* [Task objective]:
Extract all lines from the data beneath that include the word "text".

* [Data excerpts]:
⟨
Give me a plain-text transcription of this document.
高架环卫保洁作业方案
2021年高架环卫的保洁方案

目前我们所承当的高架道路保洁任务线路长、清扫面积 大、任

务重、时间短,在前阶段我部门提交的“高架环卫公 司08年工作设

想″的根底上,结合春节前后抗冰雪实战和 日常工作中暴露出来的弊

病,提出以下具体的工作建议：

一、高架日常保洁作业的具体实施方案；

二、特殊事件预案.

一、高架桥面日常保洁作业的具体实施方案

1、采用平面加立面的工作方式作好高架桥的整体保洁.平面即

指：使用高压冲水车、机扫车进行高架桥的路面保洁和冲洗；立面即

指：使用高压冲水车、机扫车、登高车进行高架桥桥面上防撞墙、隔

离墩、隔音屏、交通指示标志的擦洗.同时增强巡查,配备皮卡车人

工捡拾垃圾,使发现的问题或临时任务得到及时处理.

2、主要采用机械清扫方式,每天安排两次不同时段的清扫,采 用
⟩
⟨
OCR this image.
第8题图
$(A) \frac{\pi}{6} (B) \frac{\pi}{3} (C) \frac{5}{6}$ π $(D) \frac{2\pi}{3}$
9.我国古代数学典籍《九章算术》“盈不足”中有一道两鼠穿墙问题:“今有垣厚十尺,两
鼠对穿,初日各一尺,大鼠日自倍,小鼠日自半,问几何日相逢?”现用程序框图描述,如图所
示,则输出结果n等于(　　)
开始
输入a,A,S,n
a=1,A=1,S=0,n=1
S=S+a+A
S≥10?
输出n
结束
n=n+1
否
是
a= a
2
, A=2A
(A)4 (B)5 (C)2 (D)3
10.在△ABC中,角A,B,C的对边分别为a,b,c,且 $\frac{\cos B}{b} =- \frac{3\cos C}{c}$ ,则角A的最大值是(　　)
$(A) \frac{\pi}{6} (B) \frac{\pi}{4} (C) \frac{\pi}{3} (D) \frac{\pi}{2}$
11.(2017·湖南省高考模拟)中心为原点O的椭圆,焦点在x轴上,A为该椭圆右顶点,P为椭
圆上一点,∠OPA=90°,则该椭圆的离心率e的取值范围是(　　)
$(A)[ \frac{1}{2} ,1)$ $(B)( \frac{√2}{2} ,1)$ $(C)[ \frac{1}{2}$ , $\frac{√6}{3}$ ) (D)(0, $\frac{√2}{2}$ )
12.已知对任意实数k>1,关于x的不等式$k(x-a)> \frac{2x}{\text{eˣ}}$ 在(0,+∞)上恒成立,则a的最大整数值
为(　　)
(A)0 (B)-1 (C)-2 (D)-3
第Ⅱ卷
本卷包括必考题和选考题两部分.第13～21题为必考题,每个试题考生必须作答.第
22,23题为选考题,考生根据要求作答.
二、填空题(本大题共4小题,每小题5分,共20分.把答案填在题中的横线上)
⟩
* [Exercise answer]:
Give me a plain-text transcription of this document.
12.已知对任意实数k>1,关于x的不等式$k(x-a)> \frac{2x}{\text{eˣ}}$ 在(0,+∞)上恒成立,则a的最大整数值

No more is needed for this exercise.